-- start --

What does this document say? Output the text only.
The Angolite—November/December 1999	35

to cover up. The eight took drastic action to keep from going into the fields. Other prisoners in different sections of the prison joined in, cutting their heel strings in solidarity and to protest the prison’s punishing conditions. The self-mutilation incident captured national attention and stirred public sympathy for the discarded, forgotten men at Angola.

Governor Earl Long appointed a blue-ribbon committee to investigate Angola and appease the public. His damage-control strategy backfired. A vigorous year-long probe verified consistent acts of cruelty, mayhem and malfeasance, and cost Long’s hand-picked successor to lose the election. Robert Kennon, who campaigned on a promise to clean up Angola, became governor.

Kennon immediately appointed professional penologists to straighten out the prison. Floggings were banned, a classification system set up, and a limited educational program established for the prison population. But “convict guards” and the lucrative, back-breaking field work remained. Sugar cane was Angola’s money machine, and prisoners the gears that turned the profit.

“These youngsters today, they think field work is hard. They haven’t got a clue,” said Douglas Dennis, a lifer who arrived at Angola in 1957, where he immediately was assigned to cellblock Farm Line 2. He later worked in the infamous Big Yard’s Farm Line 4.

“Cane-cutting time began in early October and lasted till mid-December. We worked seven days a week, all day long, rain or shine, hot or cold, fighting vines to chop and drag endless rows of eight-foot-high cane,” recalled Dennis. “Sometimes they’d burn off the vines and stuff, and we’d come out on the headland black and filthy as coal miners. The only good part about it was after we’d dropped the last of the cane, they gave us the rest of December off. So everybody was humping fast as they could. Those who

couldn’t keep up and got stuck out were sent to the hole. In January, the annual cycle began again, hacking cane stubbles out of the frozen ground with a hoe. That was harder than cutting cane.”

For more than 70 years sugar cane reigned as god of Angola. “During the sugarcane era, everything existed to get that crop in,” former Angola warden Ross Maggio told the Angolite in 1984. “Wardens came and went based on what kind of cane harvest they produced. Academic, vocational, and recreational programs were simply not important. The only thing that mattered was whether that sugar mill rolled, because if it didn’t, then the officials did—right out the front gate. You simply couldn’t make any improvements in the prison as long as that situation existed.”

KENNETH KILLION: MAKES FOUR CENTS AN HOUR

-- end --

▶ TASK OBJECTIVE
From the records above, please extract every line and repeat it exactly.

▶ RESPONSE FOR THIS EXERCISE
What does this document say? Output the text only.
The Angolite—November/December 1999	35

to cover up. The eight took drastic action to keep from going into the fields. Other prisoners in different sections of the prison joined in, cutting their heel strings in solidarity and to protest the prison’s punishing conditions. The self-mutilation incident captured national attention and stirred public sympathy for the discarded, forgotten men at Angola.

Governor Earl Long appointed a blue-ribbon committee to investigate Angola and appease the public. His damage-control strategy backfired. A vigorous year-long probe verified consistent acts of cruelty, mayhem and malfeasance, and cost Long’s hand-picked successor to lose the election. Robert Kennon, who campaigned on a promise to clean up Angola, became governor.

Kennon immediately appointed professional penologists to straighten out the prison. Floggings were banned, a classification system set up, and a limited educational program established for the prison population. But “convict guards” and the lucrative, back-breaking field work remained. Sugar cane was Angola’s money machine, and prisoners the gears that turned the profit.

“These youngsters today, they think field work is hard. They haven’t got a clue,” said Douglas Dennis, a lifer who arrived at Angola in 1957, where he immediately was assigned to cellblock Farm Line 2. He later worked in the infamous Big Yard’s Farm Line 4.

“Cane-cutting time began in early October and lasted till mid-December. We worked seven days a week, all day long, rain or shine, hot or cold, fighting vines to chop and drag endless rows of eight-foot-high cane,” recalled Dennis. “Sometimes they’d burn off the vines and stuff, and we’d come out on the headland black and filthy as coal miners. The only good part about it was after we’d dropped the last of the cane, they gave us the rest of December off. So everybody was humping fast as they could. Those who

couldn’t keep up and got stuck out were sent to the hole. In January, the annual cycle began again, hacking cane stubbles out of the frozen ground with a hoe. That was harder than cutting cane.”

For more than 70 years sugar cane reigned as god of Angola. “During the sugarcane era, everything existed to get that crop in,” former Angola warden Ross Maggio told the Angolite in 1984. “Wardens came and went based on what kind of cane harvest they produced. Academic, vocational, and recreational programs were simply not important. The only thing that mattered was whether that sugar mill rolled, because if it didn’t, then the officials did—right out the front gate. You simply couldn’t make any improvements in the prison as long as that situation existed.”

KENNETH KILLION: MAKES FOUR CENTS AN HOUR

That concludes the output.